> _TASK_:
Transcribe the records below exactly as they appear.

BEGIN GIVEN INFORMATION

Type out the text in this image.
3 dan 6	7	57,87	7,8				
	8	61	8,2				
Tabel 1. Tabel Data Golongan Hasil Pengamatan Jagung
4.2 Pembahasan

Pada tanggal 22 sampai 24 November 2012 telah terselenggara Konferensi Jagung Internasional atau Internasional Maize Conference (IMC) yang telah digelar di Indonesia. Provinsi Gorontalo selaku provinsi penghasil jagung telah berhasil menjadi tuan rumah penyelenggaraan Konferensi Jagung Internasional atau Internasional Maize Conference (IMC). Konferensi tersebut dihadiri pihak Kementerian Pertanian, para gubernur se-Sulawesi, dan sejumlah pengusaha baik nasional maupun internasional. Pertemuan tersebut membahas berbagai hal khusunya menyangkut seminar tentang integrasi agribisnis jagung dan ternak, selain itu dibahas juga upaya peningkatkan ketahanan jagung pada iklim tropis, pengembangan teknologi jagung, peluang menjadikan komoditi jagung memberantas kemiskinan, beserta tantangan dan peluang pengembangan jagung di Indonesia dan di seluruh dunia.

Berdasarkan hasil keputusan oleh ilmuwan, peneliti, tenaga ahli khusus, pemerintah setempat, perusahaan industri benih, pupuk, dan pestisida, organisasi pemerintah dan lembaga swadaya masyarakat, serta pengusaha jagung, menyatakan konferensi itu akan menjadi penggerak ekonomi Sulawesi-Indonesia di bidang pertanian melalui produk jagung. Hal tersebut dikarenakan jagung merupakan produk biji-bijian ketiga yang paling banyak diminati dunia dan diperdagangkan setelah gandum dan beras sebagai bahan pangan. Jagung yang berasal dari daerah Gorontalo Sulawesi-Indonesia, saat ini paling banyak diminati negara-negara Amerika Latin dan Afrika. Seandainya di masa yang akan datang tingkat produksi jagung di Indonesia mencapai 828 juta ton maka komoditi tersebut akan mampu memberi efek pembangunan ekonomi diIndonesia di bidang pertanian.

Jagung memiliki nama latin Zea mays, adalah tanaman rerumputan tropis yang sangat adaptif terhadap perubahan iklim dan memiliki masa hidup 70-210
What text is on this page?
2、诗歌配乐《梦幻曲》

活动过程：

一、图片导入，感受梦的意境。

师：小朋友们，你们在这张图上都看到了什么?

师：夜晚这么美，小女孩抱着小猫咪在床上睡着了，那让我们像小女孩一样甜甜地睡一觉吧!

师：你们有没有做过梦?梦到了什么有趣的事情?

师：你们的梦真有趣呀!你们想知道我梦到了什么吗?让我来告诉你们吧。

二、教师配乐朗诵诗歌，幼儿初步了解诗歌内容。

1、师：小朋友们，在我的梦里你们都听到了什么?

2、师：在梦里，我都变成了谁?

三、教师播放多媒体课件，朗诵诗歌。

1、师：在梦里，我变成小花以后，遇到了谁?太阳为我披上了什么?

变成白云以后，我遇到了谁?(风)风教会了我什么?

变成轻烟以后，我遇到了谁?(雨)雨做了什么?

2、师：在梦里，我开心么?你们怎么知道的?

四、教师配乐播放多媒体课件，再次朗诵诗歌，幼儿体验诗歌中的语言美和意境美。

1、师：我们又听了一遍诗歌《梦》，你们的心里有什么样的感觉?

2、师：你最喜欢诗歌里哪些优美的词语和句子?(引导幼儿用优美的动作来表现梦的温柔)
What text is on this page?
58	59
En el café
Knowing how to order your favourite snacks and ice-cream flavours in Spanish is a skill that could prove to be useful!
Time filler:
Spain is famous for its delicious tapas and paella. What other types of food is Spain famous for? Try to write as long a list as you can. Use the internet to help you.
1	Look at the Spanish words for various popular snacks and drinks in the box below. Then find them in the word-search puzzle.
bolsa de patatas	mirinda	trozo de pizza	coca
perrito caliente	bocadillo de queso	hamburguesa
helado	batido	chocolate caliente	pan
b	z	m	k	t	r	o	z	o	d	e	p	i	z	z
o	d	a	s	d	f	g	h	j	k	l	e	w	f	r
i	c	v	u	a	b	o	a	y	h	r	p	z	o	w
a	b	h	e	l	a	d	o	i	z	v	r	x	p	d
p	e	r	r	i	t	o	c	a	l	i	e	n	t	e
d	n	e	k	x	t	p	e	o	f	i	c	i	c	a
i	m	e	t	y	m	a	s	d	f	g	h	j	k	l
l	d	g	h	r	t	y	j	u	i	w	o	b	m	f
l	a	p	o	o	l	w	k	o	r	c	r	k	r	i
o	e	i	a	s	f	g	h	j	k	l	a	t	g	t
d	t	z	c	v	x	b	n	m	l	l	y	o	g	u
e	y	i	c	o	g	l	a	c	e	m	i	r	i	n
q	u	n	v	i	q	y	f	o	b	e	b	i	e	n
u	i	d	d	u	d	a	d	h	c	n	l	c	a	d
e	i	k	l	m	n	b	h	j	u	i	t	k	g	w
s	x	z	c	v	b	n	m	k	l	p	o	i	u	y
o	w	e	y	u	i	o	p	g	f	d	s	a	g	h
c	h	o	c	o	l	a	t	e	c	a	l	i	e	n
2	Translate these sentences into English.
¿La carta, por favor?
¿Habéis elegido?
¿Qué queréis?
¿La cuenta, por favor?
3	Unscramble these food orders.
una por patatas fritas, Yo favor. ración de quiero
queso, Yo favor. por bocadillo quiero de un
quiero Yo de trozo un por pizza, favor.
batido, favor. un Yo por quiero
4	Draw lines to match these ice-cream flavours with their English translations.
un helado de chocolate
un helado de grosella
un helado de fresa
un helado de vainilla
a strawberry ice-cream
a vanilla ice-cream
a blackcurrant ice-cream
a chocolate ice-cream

END GIVEN INFORMATION

> _FINISHED EXERCISE_:
Type out the text in this image.
3 dan 6	7	57,87	7,8				
	8	61	8,2				
Tabel 1. Tabel Data Golongan Hasil Pengamatan Jagung
4.2 Pembahasan

Pada tanggal 22 sampai 24 November 2012 telah terselenggara Konferensi Jagung Internasional atau Internasional Maize Conference (IMC) yang telah digelar di Indonesia. Provinsi Gorontalo selaku provinsi penghasil jagung telah berhasil menjadi tuan rumah penyelenggaraan Konferensi Jagung Internasional atau Internasional Maize Conference (IMC). Konferensi tersebut dihadiri pihak Kementerian Pertanian, para gubernur se-Sulawesi, dan sejumlah pengusaha baik nasional maupun internasional. Pertemuan tersebut membahas berbagai hal khusunya menyangkut seminar tentang integrasi agribisnis jagung dan ternak, selain itu dibahas juga upaya peningkatkan ketahanan jagung pada iklim tropis, pengembangan teknologi jagung, peluang menjadikan komoditi jagung memberantas kemiskinan, beserta tantangan dan peluang pengembangan jagung di Indonesia dan di seluruh dunia.

Berdasarkan hasil keputusan oleh ilmuwan, peneliti, tenaga ahli khusus, pemerintah setempat, perusahaan industri benih, pupuk, dan pestisida, organisasi pemerintah dan lembaga swadaya masyarakat, serta pengusaha jagung, menyatakan konferensi itu akan menjadi penggerak ekonomi Sulawesi-Indonesia di bidang pertanian melalui produk jagung. Hal tersebut dikarenakan jagung merupakan produk biji-bijian ketiga yang paling banyak diminati dunia dan diperdagangkan setelah gandum dan beras sebagai bahan pangan. Jagung yang berasal dari daerah Gorontalo Sulawesi-Indonesia, saat ini paling banyak diminati negara-negara Amerika Latin dan Afrika. Seandainya di masa yang akan datang tingkat produksi jagung di Indonesia mencapai 828 juta ton maka komoditi tersebut akan mampu memberi efek pembangunan ekonomi diIndonesia di bidang pertanian.

Jagung memiliki nama latin Zea mays, adalah tanaman rerumputan tropis yang sangat adaptif terhadap perubahan iklim dan memiliki masa hidup 70-210
What text is on this page?
2、诗歌配乐《梦幻曲》

活动过程：

一、图片导入，感受梦的意境。

师：小朋友们，你们在这张图上都看到了什么?

师：夜晚这么美，小女孩抱着小猫咪在床上睡着了，那让我们像小女孩一样甜甜地睡一觉吧!

师：你们有没有做过梦?梦到了什么有趣的事情?

师：你们的梦真有趣呀!你们想知道我梦到了什么吗?让我来告诉你们吧。

二、教师配乐朗诵诗歌，幼儿初步了解诗歌内容。

1、师：小朋友们，在我的梦里你们都听到了什么?

2、师：在梦里，我都变成了谁?

三、教师播放多媒体课件，朗诵诗歌。

1、师：在梦里，我变成小花以后，遇到了谁?太阳为我披上了什么?

变成白云以后，我遇到了谁?(风)风教会了我什么?

变成轻烟以后，我遇到了谁?(雨)雨做了什么?

2、师：在梦里，我开心么?你们怎么知道的?

四、教师配乐播放多媒体课件，再次朗诵诗歌，幼儿体验诗歌中的语言美和意境美。

1、师：我们又听了一遍诗歌《梦》，你们的心里有什么样的感觉?

2、师：你最喜欢诗歌里哪些优美的词语和句子?(引导幼儿用优美的动作来表现梦的温柔)
What text is on this page?
58	59
En el café
Knowing how to order your favourite snacks and ice-cream flavours in Spanish is a skill that could prove to be useful!
Time filler:
Spain is famous for its delicious tapas and paella. What other types of food is Spain famous for? Try to write as long a list as you can. Use the internet to help you.
1	Look at the Spanish words for various popular snacks and drinks in the box below. Then find them in the word-search puzzle.
bolsa de patatas	mirinda	trozo de pizza	coca
perrito caliente	bocadillo de queso	hamburguesa
helado	batido	chocolate caliente	pan
b	z	m	k	t	r	o	z	o	d	e	p	i	z	z
o	d	a	s	d	f	g	h	j	k	l	e	w	f	r
i	c	v	u	a	b	o	a	y	h	r	p	z	o	w
a	b	h	e	l	a	d	o	i	z	v	r	x	p	d
p	e	r	r	i	t	o	c	a	l	i	e	n	t	e
d	n	e	k	x	t	p	e	o	f	i	c	i	c	a
i	m	e	t	y	m	a	s	d	f	g	h	j	k	l
l	d	g	h	r	t	y	j	u	i	w	o	b	m	f
l	a	p	o	o	l	w	k	o	r	c	r	k	r	i
o	e	i	a	s	f	g	h	j	k	l	a	t	g	t
d	t	z	c	v	x	b	n	m	l	l	y	o	g	u
e	y	i	c	o	g	l	a	c	e	m	i	r	i	n
q	u	n	v	i	q	y	f	o	b	e	b	i	e	n
u	i	d	d	u	d	a	d	h	c	n	l	c	a	d
e	i	k	l	m	n	b	h	j	u	i	t	k	g	w
s	x	z	c	v	b	n	m	k	l	p	o	i	u	y
o	w	e	y	u	i	o	p	g	f	d	s	a	g	h
c	h	o	c	o	l	a	t	e	c	a	l	i	e	n
2	Translate these sentences into English.
¿La carta, por favor?
¿Habéis elegido?
¿Qué queréis?
¿La cuenta, por favor?
3	Unscramble these food orders.
una por patatas fritas, Yo favor. ración de quiero
queso, Yo favor. por bocadillo quiero de un
quiero Yo de trozo un por pizza, favor.
batido, favor. un Yo por quiero
4	Draw lines to match these ice-cream flavours with their English translations.
un helado de chocolate
un helado de grosella
un helado de fresa
un helado de vainilla
a strawberry ice-cream
a vanilla ice-cream
a blackcurrant ice-cream
a chocolate ice-cream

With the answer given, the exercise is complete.